## Written task:
Transcribe every entry word for word, leaving out all images.

## Input material:

··········

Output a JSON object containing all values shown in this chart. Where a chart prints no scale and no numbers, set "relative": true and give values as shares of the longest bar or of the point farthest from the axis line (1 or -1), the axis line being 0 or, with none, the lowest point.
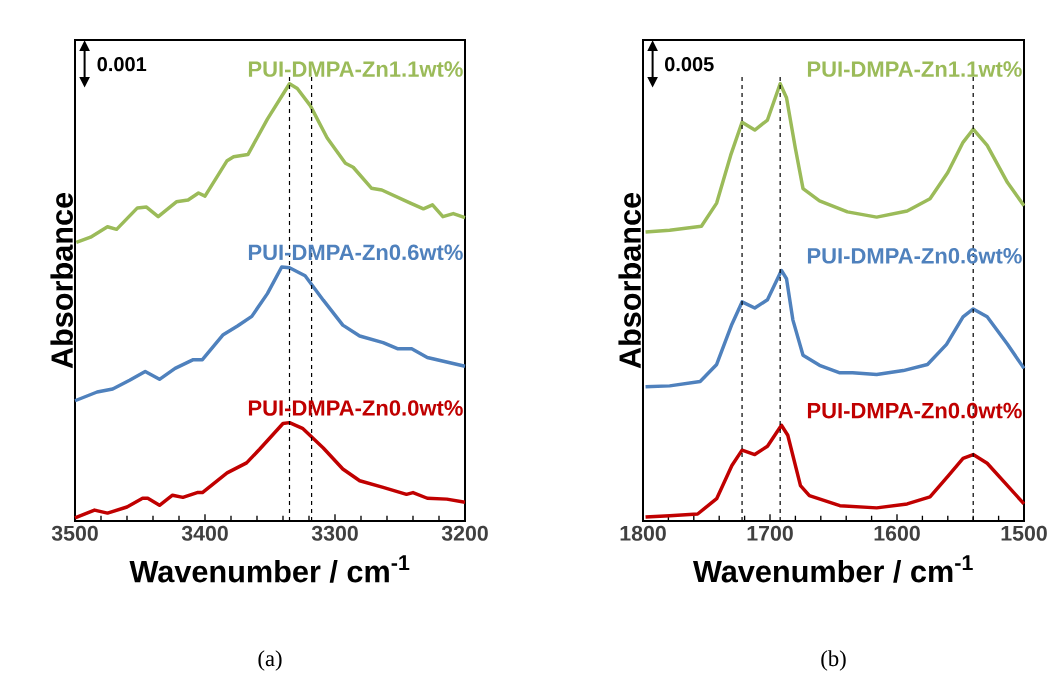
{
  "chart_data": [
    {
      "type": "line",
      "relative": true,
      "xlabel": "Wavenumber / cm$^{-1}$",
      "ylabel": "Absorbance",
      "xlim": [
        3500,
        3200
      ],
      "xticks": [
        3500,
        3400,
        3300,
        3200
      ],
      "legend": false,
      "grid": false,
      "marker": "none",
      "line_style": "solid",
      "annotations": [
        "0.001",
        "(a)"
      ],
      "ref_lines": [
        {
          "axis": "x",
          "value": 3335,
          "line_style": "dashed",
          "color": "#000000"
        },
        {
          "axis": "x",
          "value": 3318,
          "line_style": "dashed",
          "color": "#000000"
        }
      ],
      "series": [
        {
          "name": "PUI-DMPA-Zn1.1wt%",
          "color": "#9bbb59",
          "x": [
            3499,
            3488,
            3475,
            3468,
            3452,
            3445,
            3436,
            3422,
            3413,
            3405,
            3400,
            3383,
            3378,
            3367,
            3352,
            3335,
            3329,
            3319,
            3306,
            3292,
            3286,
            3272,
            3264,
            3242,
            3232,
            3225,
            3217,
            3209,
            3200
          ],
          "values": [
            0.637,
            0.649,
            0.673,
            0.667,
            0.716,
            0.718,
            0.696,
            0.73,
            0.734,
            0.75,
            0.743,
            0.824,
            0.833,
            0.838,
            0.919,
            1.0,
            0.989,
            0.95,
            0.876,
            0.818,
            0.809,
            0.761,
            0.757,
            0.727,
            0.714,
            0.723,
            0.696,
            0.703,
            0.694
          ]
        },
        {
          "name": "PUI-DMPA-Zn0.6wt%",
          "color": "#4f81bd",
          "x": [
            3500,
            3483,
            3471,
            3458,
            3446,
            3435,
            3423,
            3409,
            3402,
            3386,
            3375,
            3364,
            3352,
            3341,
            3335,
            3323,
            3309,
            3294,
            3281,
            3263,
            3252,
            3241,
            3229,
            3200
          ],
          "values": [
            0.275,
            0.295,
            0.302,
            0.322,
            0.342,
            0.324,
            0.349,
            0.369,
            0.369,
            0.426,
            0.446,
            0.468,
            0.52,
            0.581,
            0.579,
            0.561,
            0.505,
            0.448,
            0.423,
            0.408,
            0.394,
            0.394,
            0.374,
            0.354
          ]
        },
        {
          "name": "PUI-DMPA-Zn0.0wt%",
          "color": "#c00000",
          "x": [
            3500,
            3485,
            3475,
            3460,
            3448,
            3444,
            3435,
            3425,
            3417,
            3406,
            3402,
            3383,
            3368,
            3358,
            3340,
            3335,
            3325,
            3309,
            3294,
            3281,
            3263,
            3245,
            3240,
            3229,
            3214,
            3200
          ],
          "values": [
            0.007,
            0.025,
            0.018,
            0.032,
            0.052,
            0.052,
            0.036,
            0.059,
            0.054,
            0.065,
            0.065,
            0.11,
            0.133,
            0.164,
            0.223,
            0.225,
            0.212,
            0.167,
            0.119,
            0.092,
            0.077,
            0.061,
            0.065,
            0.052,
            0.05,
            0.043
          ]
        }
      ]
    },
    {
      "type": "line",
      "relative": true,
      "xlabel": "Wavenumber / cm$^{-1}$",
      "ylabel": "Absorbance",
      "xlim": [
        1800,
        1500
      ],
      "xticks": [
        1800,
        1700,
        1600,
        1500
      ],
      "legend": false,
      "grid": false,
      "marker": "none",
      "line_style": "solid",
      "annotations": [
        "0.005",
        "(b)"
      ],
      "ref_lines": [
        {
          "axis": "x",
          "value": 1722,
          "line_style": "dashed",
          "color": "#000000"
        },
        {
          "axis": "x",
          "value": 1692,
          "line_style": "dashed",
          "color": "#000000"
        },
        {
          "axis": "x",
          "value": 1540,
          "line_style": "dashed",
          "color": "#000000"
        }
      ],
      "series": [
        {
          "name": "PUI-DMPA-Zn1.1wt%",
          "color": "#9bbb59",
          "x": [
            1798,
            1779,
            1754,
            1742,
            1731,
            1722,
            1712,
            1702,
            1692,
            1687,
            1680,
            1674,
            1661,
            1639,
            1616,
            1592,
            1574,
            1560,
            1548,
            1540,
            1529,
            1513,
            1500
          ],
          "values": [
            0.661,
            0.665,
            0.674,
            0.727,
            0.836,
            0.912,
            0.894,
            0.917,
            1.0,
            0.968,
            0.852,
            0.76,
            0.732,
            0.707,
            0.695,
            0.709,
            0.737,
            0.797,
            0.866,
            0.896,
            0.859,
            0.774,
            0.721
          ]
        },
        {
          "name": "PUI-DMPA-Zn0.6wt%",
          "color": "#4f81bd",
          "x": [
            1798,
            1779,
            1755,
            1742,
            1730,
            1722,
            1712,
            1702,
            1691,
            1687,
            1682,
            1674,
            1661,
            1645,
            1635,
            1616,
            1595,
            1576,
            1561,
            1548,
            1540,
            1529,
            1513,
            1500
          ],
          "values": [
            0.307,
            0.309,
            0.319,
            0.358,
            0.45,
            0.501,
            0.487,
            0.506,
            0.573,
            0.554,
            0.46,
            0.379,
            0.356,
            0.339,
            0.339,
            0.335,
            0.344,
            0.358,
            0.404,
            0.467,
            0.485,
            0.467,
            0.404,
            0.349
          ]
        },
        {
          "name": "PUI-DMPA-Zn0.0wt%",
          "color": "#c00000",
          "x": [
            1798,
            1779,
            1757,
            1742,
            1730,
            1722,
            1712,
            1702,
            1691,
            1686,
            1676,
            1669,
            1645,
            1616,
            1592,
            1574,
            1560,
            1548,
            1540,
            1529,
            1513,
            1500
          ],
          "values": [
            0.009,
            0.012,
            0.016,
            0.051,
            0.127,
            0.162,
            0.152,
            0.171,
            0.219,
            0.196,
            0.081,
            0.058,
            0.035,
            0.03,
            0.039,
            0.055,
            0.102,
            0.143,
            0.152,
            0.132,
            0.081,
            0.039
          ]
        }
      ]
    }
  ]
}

··········

## Result of the task:
Output a JSON object containing all values shown in this chart. Where a chart prints no scale and no numbers, set "relative": true and give values as shares of the longest bar or of the point farthest from the axis line (1 or -1), the axis line being 0 or, with none, the lowest point.
{
  "chart_data": [
    {
      "type": "line",
      "relative": true,
      "xlabel": "Wavenumber / cm$^{-1}$",
      "ylabel": "Absorbance",
      "xlim": [
        3500,
        3200
      ],
      "xticks": [
        3500,
        3400,
        3300,
        3200
      ],
      "legend": false,
      "grid": false,
      "marker": "none",
      "line_style": "solid",
      "annotations": [
        "0.001",
        "(a)"
      ],
      "ref_lines": [
        {
          "axis": "x",
          "value": 3335,
          "line_style": "dashed",
          "color": "#000000"
        },
        {
          "axis": "x",
          "value": 3318,
          "line_style": "dashed",
          "color": "#000000"
        }
      ],
      "series": [
        {
          "name": "PUI-DMPA-Zn1.1wt%",
          "color": "#9bbb59",
          "x": [
            3499,
            3488,
            3475,
            3468,
            3452,
            3445,
            3436,
            3422,
            3413,
            3405,
            3400,
            3383,
            3378,
            3367,
            3352,
            3335,
            3329,
            3319,
            3306,
            3292,
            3286,
            3272,
            3264,
            3242,
            3232,
            3225,
            3217,
            3209,
            3200
          ],
          "values": [
            0.637,
            0.649,
            0.673,
            0.667,
            0.716,
            0.718,
            0.696,
            0.73,
            0.734,
            0.75,
            0.743,
            0.824,
            0.833,
            0.838,
            0.919,
            1.0,
            0.989,
            0.95,
            0.876,
            0.818,
            0.809,
            0.761,
            0.757,
            0.727,
            0.714,
            0.723,
            0.696,
            0.703,
            0.694
          ]
        },
        {
          "name": "PUI-DMPA-Zn0.6wt%",
          "color": "#4f81bd",
          "x": [
            3500,
            3483,
            3471,
            3458,
            3446,
            3435,
            3423,
            3409,
            3402,
            3386,
            3375,
            3364,
            3352,
            3341,
            3335,
            3323,
            3309,
            3294,
            3281,
            3263,
            3252,
            3241,
            3229,
            3200
          ],
          "values": [
            0.275,
            0.295,
            0.302,
            0.322,
            0.342,
            0.324,
            0.349,
            0.369,
            0.369,
            0.426,
            0.446,
            0.468,
            0.52,
            0.581,
            0.579,
            0.561,
            0.505,
            0.448,
            0.423,
            0.408,
            0.394,
            0.394,
            0.374,
            0.354
          ]
        },
        {
          "name": "PUI-DMPA-Zn0.0wt%",
          "color": "#c00000",
          "x": [
            3500,
            3485,
            3475,
            3460,
            3448,
            3444,
            3435,
            3425,
            3417,
            3406,
            3402,
            3383,
            3368,
            3358,
            3340,
            3335,
            3325,
            3309,
            3294,
            3281,
            3263,
            3245,
            3240,
            3229,
            3214,
            3200
          ],
          "values": [
            0.007,
            0.025,
            0.018,
            0.032,
            0.052,
            0.052,
            0.036,
            0.059,
            0.054,
            0.065,
            0.065,
            0.11,
            0.133,
            0.164,
            0.223,
            0.225,
            0.212,
            0.167,
            0.119,
            0.092,
            0.077,
            0.061,
            0.065,
            0.052,
            0.05,
            0.043
          ]
        }
      ]
    },
    {
      "type": "line",
      "relative": true,
      "xlabel": "Wavenumber / cm$^{-1}$",
      "ylabel": "Absorbance",
      "xlim": [
        1800,
        1500
      ],
      "xticks": [
        1800,
        1700,
        1600,
        1500
      ],
      "legend": false,
      "grid": false,
      "marker": "none",
      "line_style": "solid",
      "annotations": [
        "0.005",
        "(b)"
      ],
      "ref_lines": [
        {
          "axis": "x",
          "value": 1722,
          "line_style": "dashed",
          "color": "#000000"
        },
        {
          "axis": "x",
          "value": 1692,
          "line_style": "dashed",
          "color": "#000000"
        },
        {
          "axis": "x",
          "value": 1540,
          "line_style": "dashed",
          "color": "#000000"
        }
      ],
      "series": [
        {
          "name": "PUI-DMPA-Zn1.1wt%",
          "color": "#9bbb59",
          "x": [
            1798,
            1779,
            1754,
            1742,
            1731,
            1722,
            1712,
            1702,
            1692,
            1687,
            1680,
            1674,
            1661,
            1639,
            1616,
            1592,
            1574,
            1560,
            1548,
            1540,
            1529,
            1513,
            1500
          ],
          "values": [
            0.661,
            0.665,
            0.674,
            0.727,
            0.836,
            0.912,
            0.894,
            0.917,
            1.0,
            0.968,
            0.852,
            0.76,
            0.732,
            0.707,
            0.695,
            0.709,
            0.737,
            0.797,
            0.866,
            0.896,
            0.859,
            0.774,
            0.721
          ]
        },
        {
          "name": "PUI-DMPA-Zn0.6wt%",
          "color": "#4f81bd",
          "x": [
            1798,
            1779,
            1755,
            1742,
            1730,
            1722,
            1712,
            1702,
            1691,
            1687,
            1682,
            1674,
            1661,
            1645,
            1635,
            1616,
            1595,
            1576,
            1561,
            1548,
            1540,
            1529,
            1513,
            1500
          ],
          "values": [
            0.307,
            0.309,
            0.319,
            0.358,
            0.45,
            0.501,
            0.487,
            0.506,
            0.573,
            0.554,
            0.46,
            0.379,
            0.356,
            0.339,
            0.339,
            0.335,
            0.344,
            0.358,
            0.404,
            0.467,
            0.485,
            0.467,
            0.404,
            0.349
          ]
        },
        {
          "name": "PUI-DMPA-Zn0.0wt%",
          "color": "#c00000",
          "x": [
            1798,
            1779,
            1757,
            1742,
            1730,
            1722,
            1712,
            1702,
            1691,
            1686,
            1676,
            1669,
            1645,
            1616,
            1592,
            1574,
            1560,
            1548,
            1540,
            1529,
            1513,
            1500
          ],
          "values": [
            0.009,
            0.012,
            0.016,
            0.051,
            0.127,
            0.162,
            0.152,
            0.171,
            0.219,
            0.196,
            0.081,
            0.058,
            0.035,
            0.03,
            0.039,
            0.055,
            0.102,
            0.143,
            0.152,
            0.132,
            0.081,
            0.039
          ]
        }
      ]
    }
  ]
}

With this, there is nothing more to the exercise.